What to produce ::
Write out the material below again, unchanged.

Extracted data entries
-------
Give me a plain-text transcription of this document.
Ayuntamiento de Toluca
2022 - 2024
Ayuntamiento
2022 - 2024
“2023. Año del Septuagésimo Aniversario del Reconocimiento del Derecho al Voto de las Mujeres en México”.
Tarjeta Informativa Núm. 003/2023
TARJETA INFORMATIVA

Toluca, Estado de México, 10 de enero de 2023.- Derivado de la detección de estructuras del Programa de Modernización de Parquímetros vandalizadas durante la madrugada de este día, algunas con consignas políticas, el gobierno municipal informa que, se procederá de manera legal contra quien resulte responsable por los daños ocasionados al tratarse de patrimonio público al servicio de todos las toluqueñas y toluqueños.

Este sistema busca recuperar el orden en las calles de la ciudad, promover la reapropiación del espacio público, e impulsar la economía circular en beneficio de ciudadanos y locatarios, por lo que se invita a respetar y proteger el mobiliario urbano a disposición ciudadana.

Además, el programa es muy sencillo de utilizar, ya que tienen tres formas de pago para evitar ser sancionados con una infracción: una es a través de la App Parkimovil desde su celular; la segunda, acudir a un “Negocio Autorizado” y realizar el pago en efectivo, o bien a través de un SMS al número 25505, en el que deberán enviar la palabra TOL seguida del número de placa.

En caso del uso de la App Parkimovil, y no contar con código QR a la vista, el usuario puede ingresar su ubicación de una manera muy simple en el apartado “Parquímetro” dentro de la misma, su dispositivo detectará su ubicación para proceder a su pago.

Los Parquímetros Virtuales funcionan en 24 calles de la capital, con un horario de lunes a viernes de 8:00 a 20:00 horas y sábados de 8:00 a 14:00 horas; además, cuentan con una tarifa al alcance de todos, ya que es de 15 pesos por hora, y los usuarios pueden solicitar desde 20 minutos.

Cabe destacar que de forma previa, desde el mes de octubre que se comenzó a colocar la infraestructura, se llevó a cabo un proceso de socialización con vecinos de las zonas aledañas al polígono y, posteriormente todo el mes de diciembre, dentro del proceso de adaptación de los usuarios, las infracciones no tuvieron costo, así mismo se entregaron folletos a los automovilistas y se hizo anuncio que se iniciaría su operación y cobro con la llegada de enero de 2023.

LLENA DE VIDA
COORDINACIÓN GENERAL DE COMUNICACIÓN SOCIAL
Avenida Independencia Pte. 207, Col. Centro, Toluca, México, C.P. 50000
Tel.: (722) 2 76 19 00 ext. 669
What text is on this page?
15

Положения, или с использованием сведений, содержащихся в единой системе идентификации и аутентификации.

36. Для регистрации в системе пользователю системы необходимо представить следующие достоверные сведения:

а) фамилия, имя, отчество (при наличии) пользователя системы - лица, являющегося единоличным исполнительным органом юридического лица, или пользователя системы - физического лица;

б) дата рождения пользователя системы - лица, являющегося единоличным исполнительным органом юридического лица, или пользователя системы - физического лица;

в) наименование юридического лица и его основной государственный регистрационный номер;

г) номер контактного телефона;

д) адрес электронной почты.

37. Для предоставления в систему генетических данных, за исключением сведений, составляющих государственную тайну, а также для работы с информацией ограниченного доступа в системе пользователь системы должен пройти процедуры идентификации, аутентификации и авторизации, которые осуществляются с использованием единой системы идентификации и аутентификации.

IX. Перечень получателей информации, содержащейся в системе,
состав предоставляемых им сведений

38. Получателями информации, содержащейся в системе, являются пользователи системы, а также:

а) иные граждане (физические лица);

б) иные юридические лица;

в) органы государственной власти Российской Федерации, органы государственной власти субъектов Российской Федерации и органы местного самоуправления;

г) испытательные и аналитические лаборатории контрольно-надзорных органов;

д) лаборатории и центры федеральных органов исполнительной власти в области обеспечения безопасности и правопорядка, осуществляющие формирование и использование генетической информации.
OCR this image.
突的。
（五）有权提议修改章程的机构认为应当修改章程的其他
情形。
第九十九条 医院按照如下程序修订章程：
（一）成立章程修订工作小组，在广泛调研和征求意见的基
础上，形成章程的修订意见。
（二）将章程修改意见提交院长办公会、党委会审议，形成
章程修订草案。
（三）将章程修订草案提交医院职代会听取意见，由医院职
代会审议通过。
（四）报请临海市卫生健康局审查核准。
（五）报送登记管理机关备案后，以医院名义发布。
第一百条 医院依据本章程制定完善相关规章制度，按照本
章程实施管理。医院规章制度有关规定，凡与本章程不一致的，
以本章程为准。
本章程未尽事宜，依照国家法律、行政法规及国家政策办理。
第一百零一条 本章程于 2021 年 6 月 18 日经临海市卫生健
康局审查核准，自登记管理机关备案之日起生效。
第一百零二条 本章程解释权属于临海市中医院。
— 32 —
-------
Exercise result ::
Give me a plain-text transcription of this document.
Ayuntamiento de Toluca
2022 - 2024
Ayuntamiento
2022 - 2024
“2023. Año del Septuagésimo Aniversario del Reconocimiento del Derecho al Voto de las Mujeres en México”.
Tarjeta Informativa Núm. 003/2023
TARJETA INFORMATIVA

Toluca, Estado de México, 10 de enero de 2023.- Derivado de la detección de estructuras del Programa de Modernización de Parquímetros vandalizadas durante la madrugada de este día, algunas con consignas políticas, el gobierno municipal informa que, se procederá de manera legal contra quien resulte responsable por los daños ocasionados al tratarse de patrimonio público al servicio de todos las toluqueñas y toluqueños.

Este sistema busca recuperar el orden en las calles de la ciudad, promover la reapropiación del espacio público, e impulsar la economía circular en beneficio de ciudadanos y locatarios, por lo que se invita a respetar y proteger el mobiliario urbano a disposición ciudadana.

Además, el programa es muy sencillo de utilizar, ya que tienen tres formas de pago para evitar ser sancionados con una infracción: una es a través de la App Parkimovil desde su celular; la segunda, acudir a un “Negocio Autorizado” y realizar el pago en efectivo, o bien a través de un SMS al número 25505, en el que deberán enviar la palabra TOL seguida del número de placa.

En caso del uso de la App Parkimovil, y no contar con código QR a la vista, el usuario puede ingresar su ubicación de una manera muy simple en el apartado “Parquímetro” dentro de la misma, su dispositivo detectará su ubicación para proceder a su pago.

Los Parquímetros Virtuales funcionan en 24 calles de la capital, con un horario de lunes a viernes de 8:00 a 20:00 horas y sábados de 8:00 a 14:00 horas; además, cuentan con una tarifa al alcance de todos, ya que es de 15 pesos por hora, y los usuarios pueden solicitar desde 20 minutos.

Cabe destacar que de forma previa, desde el mes de octubre que se comenzó a colocar la infraestructura, se llevó a cabo un proceso de socialización con vecinos de las zonas aledañas al polígono y, posteriormente todo el mes de diciembre, dentro del proceso de adaptación de los usuarios, las infracciones no tuvieron costo, así mismo se entregaron folletos a los automovilistas y se hizo anuncio que se iniciaría su operación y cobro con la llegada de enero de 2023.

LLENA DE VIDA
COORDINACIÓN GENERAL DE COMUNICACIÓN SOCIAL
Avenida Independencia Pte. 207, Col. Centro, Toluca, México, C.P. 50000
Tel.: (722) 2 76 19 00 ext. 669
What text is on this page?
15

Положения, или с использованием сведений, содержащихся в единой системе идентификации и аутентификации.

36. Для регистрации в системе пользователю системы необходимо представить следующие достоверные сведения:

а) фамилия, имя, отчество (при наличии) пользователя системы - лица, являющегося единоличным исполнительным органом юридического лица, или пользователя системы - физического лица;

б) дата рождения пользователя системы - лица, являющегося единоличным исполнительным органом юридического лица, или пользователя системы - физического лица;

в) наименование юридического лица и его основной государственный регистрационный номер;

г) номер контактного телефона;

д) адрес электронной почты.

37. Для предоставления в систему генетических данных, за исключением сведений, составляющих государственную тайну, а также для работы с информацией ограниченного доступа в системе пользователь системы должен пройти процедуры идентификации, аутентификации и авторизации, которые осуществляются с использованием единой системы идентификации и аутентификации.

IX. Перечень получателей информации, содержащейся в системе,
состав предоставляемых им сведений

38. Получателями информации, содержащейся в системе, являются пользователи системы, а также:

а) иные граждане (физические лица);

б) иные юридические лица;

в) органы государственной власти Российской Федерации, органы государственной власти субъектов Российской Федерации и органы местного самоуправления;

г) испытательные и аналитические лаборатории контрольно-надзорных органов;

д) лаборатории и центры федеральных органов исполнительной власти в области обеспечения безопасности и правопорядка, осуществляющие формирование и использование генетической информации.
OCR this image.
突的。
（五）有权提议修改章程的机构认为应当修改章程的其他
情形。
第九十九条 医院按照如下程序修订章程：
（一）成立章程修订工作小组，在广泛调研和征求意见的基
础上，形成章程的修订意见。
（二）将章程修改意见提交院长办公会、党委会审议，形成
章程修订草案。
（三）将章程修订草案提交医院职代会听取意见，由医院职
代会审议通过。
（四）报请临海市卫生健康局审查核准。
（五）报送登记管理机关备案后，以医院名义发布。
第一百条 医院依据本章程制定完善相关规章制度，按照本
章程实施管理。医院规章制度有关规定，凡与本章程不一致的，
以本章程为准。
本章程未尽事宜，依照国家法律、行政法规及国家政策办理。
第一百零一条 本章程于 2021 年 6 月 18 日经临海市卫生健
康局审查核准，自登记管理机关备案之日起生效。
第一百零二条 本章程解释权属于临海市中医院。
— 32 —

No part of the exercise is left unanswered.